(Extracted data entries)
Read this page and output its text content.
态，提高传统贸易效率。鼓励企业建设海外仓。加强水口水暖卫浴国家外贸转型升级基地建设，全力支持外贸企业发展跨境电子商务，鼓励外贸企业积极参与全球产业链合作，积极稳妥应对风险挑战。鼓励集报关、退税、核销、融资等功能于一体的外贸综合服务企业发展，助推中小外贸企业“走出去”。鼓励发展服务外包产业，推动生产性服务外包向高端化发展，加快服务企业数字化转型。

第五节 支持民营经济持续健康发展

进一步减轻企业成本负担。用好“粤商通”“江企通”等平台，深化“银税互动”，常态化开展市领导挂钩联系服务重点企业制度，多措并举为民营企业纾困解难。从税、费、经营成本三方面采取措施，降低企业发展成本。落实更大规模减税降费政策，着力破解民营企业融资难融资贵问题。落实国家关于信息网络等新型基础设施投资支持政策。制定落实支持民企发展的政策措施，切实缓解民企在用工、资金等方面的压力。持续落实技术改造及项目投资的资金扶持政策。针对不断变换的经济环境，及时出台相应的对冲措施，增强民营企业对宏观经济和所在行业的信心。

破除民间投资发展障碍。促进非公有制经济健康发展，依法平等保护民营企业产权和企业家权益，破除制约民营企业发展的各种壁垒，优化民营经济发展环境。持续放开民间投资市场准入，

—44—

What needs to be done:
Return the entries above exactly, each one complete.

Result:
Read this page and output its text content.
态，提高传统贸易效率。鼓励企业建设海外仓。加强水口水暖卫浴国家外贸转型升级基地建设，全力支持外贸企业发展跨境电子商务，鼓励外贸企业积极参与全球产业链合作，积极稳妥应对风险挑战。鼓励集报关、退税、核销、融资等功能于一体的外贸综合服务企业发展，助推中小外贸企业“走出去”。鼓励发展服务外包产业，推动生产性服务外包向高端化发展，加快服务企业数字化转型。

第五节 支持民营经济持续健康发展

进一步减轻企业成本负担。用好“粤商通”“江企通”等平台，深化“银税互动”，常态化开展市领导挂钩联系服务重点企业制度，多措并举为民营企业纾困解难。从税、费、经营成本三方面采取措施，降低企业发展成本。落实更大规模减税降费政策，着力破解民营企业融资难融资贵问题。落实国家关于信息网络等新型基础设施投资支持政策。制定落实支持民企发展的政策措施，切实缓解民企在用工、资金等方面的压力。持续落实技术改造及项目投资的资金扶持政策。针对不断变换的经济环境，及时出台相应的对冲措施，增强民营企业对宏观经济和所在行业的信心。

破除民间投资发展障碍。促进非公有制经济健康发展，依法平等保护民营企业产权和企业家权益，破除制约民营企业发展的各种壁垒，优化民营经济发展环境。持续放开民间投资市场准入，

—44—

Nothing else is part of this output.